• STATED PROBLEM A
Answer these questions from the text on wabi-sabi and symmetry:
(i) What kind of construct is wabi said to be?
(ii) What heritage does symmetry reflect?
(iii) What kind of beauty does the aesthetic sensibility find in the impermanence of all things?

• TEXT EXTRACT
Friday, October 30, 2009

philosophy of symmetry


Wabi refers to a philosophical construct, a sense of space, direction, or path, while sabi is an aesthetic construct rooted in a given object and its features, plus the occupation of time, chronology, and objectivity.  


Wabi-sabi is an intuitive appreciation of a transient beauty in the physical world that reflects the irreversible flow of life in the spiritual world. It is an understated beauty that exists in the modest, rustic, imperfect, or even decayed, an aesthetic sensibility that finds a melancholic beauty in the impermanence of all things. Symmetry reflects a Hellenistic heritage - as opposed to one connected to nature, yet the body is evoked the moment symmetry is imposed on an object.

• STATED PROBLEM B
Render the part of the records that opens with their first line and closes with the line containing "university-name-line-1: Universidad [80, 71, 170, 90]" as a numbered list, leaving out blank lines.

• DATASET ROWS
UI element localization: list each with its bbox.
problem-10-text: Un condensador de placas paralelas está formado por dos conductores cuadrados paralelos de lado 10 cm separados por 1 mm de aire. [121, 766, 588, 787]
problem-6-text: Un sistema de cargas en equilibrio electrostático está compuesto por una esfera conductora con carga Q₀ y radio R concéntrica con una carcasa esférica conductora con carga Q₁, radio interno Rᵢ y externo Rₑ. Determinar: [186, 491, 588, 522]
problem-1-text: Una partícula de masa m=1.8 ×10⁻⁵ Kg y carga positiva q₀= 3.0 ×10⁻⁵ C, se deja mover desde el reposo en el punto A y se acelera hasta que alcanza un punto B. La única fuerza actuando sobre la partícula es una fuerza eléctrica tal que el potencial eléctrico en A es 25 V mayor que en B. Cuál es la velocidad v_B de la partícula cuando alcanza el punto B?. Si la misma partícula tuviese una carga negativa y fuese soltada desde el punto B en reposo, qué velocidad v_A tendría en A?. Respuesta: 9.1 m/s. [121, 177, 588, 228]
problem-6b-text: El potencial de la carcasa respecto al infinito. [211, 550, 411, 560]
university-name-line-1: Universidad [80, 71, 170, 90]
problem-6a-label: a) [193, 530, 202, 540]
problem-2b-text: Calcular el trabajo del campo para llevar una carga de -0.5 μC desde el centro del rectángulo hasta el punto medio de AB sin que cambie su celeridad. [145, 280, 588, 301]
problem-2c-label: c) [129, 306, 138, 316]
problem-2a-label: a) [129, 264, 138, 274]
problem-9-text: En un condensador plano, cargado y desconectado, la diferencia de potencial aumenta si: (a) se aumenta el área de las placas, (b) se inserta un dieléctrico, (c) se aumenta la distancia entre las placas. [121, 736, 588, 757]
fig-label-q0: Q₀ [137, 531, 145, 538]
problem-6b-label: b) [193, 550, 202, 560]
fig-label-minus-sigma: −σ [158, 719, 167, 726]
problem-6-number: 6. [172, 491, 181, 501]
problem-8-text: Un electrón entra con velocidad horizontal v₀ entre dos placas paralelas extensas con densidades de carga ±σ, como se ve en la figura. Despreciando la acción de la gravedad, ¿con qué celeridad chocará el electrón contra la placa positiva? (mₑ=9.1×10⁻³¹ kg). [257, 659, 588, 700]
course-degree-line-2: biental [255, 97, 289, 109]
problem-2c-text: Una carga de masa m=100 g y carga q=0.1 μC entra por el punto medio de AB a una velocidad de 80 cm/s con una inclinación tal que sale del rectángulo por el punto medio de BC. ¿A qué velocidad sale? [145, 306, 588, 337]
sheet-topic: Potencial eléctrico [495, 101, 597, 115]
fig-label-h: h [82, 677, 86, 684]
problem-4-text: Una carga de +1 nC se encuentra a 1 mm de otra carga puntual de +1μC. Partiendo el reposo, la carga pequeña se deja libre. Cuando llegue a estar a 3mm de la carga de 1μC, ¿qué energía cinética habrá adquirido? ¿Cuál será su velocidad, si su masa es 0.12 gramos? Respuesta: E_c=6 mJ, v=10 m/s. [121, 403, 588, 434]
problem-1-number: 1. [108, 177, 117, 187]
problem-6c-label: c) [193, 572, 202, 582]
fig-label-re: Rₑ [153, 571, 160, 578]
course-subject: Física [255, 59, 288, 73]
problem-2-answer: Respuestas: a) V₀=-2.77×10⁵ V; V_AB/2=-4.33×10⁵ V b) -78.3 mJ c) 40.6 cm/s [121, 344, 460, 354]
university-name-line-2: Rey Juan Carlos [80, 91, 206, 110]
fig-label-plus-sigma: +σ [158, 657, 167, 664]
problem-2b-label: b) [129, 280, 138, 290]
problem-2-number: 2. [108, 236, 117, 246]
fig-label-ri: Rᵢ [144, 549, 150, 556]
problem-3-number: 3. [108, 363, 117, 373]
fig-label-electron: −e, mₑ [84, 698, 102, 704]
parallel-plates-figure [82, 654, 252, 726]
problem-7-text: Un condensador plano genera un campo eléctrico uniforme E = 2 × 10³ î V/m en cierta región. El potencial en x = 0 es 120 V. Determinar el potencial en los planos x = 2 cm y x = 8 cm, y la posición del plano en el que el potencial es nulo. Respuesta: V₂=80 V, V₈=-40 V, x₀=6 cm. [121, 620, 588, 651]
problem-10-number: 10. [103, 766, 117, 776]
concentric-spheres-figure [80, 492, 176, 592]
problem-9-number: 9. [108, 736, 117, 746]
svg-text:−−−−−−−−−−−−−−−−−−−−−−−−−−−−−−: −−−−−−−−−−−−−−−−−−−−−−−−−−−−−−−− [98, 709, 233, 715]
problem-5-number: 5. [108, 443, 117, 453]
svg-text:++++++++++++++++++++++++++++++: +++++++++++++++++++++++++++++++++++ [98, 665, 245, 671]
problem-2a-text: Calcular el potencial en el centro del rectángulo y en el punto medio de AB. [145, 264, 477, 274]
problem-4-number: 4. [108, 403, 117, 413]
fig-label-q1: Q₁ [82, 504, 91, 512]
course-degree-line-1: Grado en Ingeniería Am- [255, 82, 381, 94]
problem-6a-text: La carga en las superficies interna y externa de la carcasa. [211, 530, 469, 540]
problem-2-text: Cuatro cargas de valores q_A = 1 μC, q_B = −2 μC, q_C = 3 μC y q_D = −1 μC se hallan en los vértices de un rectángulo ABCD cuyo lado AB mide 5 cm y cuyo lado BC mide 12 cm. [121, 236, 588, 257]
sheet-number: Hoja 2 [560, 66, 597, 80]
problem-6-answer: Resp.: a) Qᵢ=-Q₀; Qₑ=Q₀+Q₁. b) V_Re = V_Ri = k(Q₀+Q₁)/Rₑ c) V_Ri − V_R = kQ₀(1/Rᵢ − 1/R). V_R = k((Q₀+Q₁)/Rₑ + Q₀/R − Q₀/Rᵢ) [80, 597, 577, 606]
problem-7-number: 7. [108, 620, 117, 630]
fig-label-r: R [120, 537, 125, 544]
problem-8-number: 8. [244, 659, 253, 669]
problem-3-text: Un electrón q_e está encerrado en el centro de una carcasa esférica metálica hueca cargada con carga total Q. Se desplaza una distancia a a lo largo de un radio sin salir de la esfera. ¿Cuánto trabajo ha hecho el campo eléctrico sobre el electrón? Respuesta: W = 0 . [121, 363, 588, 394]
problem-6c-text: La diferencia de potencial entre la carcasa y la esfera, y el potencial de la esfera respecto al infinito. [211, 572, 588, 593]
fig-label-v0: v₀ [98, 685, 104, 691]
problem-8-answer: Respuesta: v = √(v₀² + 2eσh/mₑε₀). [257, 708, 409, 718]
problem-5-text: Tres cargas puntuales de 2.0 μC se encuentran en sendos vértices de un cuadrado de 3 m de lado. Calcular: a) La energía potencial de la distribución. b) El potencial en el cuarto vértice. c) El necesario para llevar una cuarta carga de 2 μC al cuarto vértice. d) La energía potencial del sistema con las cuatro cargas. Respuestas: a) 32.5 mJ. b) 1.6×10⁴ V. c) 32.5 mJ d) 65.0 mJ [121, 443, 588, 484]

• WRITTEN SOLUTION A
(i) A philosophical construct: a sense of space, direction, or path.
(ii) A Hellenistic heritage, as opposed to one connected to nature.
(iii) A melancholic beauty.

• WRITTEN SOLUTION B
1. UI element localization: list each with its bbox.
2. problem-10-text: Un condensador de placas paralelas está formado por dos conductores cuadrados paralelos de lado 10 cm separados por 1 mm de aire. [121, 766, 588, 787]
3. problem-6-text: Un sistema de cargas en equilibrio electrostático está compuesto por una esfera conductora con carga Q₀ y radio R concéntrica con una carcasa esférica conductora con carga Q₁, radio interno Rᵢ y externo Rₑ. Determinar: [186, 491, 588, 522]
4. problem-1-text: Una partícula de masa m=1.8 ×10⁻⁵ Kg y carga positiva q₀= 3.0 ×10⁻⁵ C, se deja mover desde el reposo en el punto A y se acelera hasta que alcanza un punto B. La única fuerza actuando sobre la partícula es una fuerza eléctrica tal que el potencial eléctrico en A es 25 V mayor que en B. Cuál es la velocidad v_B de la partícula cuando alcanza el punto B?. Si la misma partícula tuviese una carga negativa y fuese soltada desde el punto B en reposo, qué velocidad v_A tendría en A?. Respuesta: 9.1 m/s. [121, 177, 588, 228]
5. problem-6b-text: El potencial de la carcasa respecto al infinito. [211, 550, 411, 560]
6. university-name-line-1: Universidad [80, 71, 170, 90]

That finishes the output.